▶ _EXTRACTED ENTRIES_
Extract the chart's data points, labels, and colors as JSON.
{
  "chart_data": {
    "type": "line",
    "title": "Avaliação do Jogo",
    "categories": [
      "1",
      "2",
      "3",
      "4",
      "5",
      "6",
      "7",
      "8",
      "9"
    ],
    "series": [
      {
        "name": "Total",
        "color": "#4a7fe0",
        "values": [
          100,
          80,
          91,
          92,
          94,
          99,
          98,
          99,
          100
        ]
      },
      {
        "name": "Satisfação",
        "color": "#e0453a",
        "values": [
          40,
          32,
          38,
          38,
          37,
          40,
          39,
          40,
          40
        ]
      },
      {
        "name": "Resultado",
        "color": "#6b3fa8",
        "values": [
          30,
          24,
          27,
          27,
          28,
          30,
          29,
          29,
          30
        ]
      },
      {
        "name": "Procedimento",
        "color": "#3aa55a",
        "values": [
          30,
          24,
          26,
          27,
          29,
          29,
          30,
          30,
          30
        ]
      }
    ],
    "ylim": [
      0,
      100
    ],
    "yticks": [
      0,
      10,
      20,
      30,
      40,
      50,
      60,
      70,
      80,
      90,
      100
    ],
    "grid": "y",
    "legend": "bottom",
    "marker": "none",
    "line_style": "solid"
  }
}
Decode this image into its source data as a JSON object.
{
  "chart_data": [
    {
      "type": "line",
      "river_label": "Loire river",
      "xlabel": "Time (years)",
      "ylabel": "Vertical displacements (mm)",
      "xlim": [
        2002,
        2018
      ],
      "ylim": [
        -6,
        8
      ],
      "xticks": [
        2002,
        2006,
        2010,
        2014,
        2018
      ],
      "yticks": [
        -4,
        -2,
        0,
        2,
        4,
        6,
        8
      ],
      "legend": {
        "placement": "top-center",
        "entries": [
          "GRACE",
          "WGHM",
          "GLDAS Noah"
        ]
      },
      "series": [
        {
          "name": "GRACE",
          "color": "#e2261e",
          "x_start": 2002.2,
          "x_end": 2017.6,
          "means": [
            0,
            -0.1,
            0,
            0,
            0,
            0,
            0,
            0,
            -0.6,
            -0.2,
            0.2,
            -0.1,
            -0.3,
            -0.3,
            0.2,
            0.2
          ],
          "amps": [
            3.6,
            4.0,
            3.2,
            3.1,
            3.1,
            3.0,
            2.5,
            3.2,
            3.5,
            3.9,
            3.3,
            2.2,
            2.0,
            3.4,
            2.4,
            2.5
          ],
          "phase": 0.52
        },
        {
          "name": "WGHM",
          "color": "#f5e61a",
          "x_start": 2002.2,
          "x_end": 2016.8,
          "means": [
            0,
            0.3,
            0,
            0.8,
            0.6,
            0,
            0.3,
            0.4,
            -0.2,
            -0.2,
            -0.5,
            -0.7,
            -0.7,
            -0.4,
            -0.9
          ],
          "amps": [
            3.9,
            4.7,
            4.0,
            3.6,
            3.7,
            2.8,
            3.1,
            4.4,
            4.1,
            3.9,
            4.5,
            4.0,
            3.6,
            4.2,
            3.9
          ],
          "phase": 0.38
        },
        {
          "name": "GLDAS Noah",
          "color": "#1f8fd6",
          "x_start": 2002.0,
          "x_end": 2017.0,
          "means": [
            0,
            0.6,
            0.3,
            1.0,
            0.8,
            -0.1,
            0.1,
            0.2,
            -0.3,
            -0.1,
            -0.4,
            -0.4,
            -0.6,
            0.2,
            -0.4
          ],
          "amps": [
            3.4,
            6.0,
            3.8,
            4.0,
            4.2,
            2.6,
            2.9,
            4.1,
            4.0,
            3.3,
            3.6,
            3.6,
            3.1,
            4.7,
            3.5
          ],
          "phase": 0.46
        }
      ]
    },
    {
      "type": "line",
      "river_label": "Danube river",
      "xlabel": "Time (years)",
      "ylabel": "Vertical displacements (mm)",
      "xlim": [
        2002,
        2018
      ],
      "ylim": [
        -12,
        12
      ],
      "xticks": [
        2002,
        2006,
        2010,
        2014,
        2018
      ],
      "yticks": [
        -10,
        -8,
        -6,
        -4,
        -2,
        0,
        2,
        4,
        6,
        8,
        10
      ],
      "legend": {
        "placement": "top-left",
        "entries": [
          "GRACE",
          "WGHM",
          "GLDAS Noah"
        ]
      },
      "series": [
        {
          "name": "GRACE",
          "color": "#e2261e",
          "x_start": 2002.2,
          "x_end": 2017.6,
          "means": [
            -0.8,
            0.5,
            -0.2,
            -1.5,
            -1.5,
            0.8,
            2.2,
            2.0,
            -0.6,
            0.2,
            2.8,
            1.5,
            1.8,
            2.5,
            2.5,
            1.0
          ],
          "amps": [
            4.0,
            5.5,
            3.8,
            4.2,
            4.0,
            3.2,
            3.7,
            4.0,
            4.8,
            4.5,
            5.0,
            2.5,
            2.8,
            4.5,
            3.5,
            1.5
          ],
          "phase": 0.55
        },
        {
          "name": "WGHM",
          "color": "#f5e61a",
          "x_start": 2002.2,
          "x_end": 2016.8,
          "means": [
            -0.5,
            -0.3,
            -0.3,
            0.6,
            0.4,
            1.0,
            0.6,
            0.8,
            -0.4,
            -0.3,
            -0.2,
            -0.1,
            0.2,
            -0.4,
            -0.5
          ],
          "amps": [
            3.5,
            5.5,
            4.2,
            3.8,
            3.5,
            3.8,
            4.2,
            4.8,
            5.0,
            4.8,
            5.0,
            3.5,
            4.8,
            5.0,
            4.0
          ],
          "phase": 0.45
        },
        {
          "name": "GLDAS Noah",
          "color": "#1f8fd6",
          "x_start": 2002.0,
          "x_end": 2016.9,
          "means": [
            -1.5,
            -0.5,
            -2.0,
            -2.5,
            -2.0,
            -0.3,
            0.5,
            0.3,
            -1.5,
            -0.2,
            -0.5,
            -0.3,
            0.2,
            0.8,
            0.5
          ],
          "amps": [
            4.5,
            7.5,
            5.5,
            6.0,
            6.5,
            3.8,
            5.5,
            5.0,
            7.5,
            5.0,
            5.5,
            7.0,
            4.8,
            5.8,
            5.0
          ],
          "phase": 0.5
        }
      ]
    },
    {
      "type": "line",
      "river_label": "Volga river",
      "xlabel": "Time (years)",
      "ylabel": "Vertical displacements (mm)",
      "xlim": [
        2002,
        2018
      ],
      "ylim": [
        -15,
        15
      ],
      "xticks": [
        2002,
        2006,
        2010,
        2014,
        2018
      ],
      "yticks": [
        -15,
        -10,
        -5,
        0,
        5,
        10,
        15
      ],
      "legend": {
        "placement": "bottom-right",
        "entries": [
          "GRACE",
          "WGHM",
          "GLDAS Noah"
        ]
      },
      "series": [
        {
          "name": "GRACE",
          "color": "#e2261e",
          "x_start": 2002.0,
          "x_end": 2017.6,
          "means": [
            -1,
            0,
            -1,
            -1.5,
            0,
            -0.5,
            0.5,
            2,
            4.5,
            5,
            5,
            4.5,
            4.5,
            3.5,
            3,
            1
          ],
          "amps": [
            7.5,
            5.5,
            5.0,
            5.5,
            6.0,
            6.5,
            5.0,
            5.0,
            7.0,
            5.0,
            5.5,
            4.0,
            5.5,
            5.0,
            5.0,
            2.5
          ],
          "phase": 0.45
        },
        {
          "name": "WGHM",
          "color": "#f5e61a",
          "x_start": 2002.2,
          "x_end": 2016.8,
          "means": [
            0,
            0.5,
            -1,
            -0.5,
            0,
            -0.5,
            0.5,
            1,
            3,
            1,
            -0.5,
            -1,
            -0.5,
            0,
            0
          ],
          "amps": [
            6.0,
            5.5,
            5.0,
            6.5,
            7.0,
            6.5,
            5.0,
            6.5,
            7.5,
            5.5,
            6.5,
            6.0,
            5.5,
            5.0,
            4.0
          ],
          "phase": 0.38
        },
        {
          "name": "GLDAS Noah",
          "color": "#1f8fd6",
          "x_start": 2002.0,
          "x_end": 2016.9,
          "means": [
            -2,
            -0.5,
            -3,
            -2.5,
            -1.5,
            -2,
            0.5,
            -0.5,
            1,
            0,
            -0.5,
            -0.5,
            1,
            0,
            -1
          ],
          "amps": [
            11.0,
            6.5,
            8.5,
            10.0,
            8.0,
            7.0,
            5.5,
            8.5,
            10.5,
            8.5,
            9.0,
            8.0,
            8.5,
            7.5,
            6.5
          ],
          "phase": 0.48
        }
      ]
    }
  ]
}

▶ _EXERCISE REQUIREMENTS_
Return the lines of the records that include the string "bottom".

▶ _RESULT OF THE EXERCISE_
    "legend": "bottom",
        "placement": "bottom-right",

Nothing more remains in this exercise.